• _Data entries_

==========

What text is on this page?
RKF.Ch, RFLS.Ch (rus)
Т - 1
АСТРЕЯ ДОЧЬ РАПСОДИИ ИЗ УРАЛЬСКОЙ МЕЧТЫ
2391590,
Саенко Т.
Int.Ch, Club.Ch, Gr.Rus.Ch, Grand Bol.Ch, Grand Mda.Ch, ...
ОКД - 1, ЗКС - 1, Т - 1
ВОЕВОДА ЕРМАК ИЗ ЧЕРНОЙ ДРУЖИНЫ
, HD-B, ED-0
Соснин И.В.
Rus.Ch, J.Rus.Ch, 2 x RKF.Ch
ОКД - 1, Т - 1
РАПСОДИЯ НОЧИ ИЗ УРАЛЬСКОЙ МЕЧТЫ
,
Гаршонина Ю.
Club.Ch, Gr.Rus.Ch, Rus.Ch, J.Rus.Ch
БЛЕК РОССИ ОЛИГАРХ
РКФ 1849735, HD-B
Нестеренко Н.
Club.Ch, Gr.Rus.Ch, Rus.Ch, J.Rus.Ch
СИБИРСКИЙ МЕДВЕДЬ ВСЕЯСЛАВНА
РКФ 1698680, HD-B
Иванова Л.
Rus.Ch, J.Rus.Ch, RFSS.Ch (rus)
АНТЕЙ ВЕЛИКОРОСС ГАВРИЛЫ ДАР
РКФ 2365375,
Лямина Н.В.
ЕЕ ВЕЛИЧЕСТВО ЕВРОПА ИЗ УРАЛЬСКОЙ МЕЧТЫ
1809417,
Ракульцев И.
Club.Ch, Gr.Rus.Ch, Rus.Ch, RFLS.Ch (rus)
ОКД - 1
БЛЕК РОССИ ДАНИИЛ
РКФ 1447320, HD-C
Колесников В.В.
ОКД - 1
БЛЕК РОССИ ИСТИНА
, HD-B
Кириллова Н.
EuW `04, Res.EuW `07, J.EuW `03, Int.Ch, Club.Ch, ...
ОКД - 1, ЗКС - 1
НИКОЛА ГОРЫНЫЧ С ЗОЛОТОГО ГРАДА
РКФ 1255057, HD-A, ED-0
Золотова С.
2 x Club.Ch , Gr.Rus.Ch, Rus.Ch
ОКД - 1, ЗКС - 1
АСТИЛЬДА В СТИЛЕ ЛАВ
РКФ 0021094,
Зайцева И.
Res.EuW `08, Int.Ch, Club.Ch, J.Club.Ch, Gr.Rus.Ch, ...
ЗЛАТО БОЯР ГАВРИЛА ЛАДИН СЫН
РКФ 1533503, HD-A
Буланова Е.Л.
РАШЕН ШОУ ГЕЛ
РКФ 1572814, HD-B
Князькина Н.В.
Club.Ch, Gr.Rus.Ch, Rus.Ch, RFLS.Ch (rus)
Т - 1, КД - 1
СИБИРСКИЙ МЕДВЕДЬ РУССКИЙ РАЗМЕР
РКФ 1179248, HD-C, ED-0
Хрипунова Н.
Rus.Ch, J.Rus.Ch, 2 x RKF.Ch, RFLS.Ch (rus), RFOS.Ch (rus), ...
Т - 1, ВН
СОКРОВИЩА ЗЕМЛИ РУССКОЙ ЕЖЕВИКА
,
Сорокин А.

==========

• _Directions_
Repeat the data above, word for word.

• _Exercise answer_
What text is on this page?
RKF.Ch, RFLS.Ch (rus)
Т - 1
АСТРЕЯ ДОЧЬ РАПСОДИИ ИЗ УРАЛЬСКОЙ МЕЧТЫ
2391590,
Саенко Т.
Int.Ch, Club.Ch, Gr.Rus.Ch, Grand Bol.Ch, Grand Mda.Ch, ...
ОКД - 1, ЗКС - 1, Т - 1
ВОЕВОДА ЕРМАК ИЗ ЧЕРНОЙ ДРУЖИНЫ
, HD-B, ED-0
Соснин И.В.
Rus.Ch, J.Rus.Ch, 2 x RKF.Ch
ОКД - 1, Т - 1
РАПСОДИЯ НОЧИ ИЗ УРАЛЬСКОЙ МЕЧТЫ
,
Гаршонина Ю.
Club.Ch, Gr.Rus.Ch, Rus.Ch, J.Rus.Ch
БЛЕК РОССИ ОЛИГАРХ
РКФ 1849735, HD-B
Нестеренко Н.
Club.Ch, Gr.Rus.Ch, Rus.Ch, J.Rus.Ch
СИБИРСКИЙ МЕДВЕДЬ ВСЕЯСЛАВНА
РКФ 1698680, HD-B
Иванова Л.
Rus.Ch, J.Rus.Ch, RFSS.Ch (rus)
АНТЕЙ ВЕЛИКОРОСС ГАВРИЛЫ ДАР
РКФ 2365375,
Лямина Н.В.
ЕЕ ВЕЛИЧЕСТВО ЕВРОПА ИЗ УРАЛЬСКОЙ МЕЧТЫ
1809417,
Ракульцев И.
Club.Ch, Gr.Rus.Ch, Rus.Ch, RFLS.Ch (rus)
ОКД - 1
БЛЕК РОССИ ДАНИИЛ
РКФ 1447320, HD-C
Колесников В.В.
ОКД - 1
БЛЕК РОССИ ИСТИНА
, HD-B
Кириллова Н.
EuW `04, Res.EuW `07, J.EuW `03, Int.Ch, Club.Ch, ...
ОКД - 1, ЗКС - 1
НИКОЛА ГОРЫНЫЧ С ЗОЛОТОГО ГРАДА
РКФ 1255057, HD-A, ED-0
Золотова С.
2 x Club.Ch , Gr.Rus.Ch, Rus.Ch
ОКД - 1, ЗКС - 1
АСТИЛЬДА В СТИЛЕ ЛАВ
РКФ 0021094,
Зайцева И.
Res.EuW `08, Int.Ch, Club.Ch, J.Club.Ch, Gr.Rus.Ch, ...
ЗЛАТО БОЯР ГАВРИЛА ЛАДИН СЫН
РКФ 1533503, HD-A
Буланова Е.Л.
РАШЕН ШОУ ГЕЛ
РКФ 1572814, HD-B
Князькина Н.В.
Club.Ch, Gr.Rus.Ch, Rus.Ch, RFLS.Ch (rus)
Т - 1, КД - 1
СИБИРСКИЙ МЕДВЕДЬ РУССКИЙ РАЗМЕР
РКФ 1179248, HD-C, ED-0
Хрипунова Н.
Rus.Ch, J.Rus.Ch, 2 x RKF.Ch, RFLS.Ch (rus), RFOS.Ch (rus), ...
Т - 1, ВН
СОКРОВИЩА ЗЕМЛИ РУССКОЙ ЕЖЕВИКА
,
Сорокин А.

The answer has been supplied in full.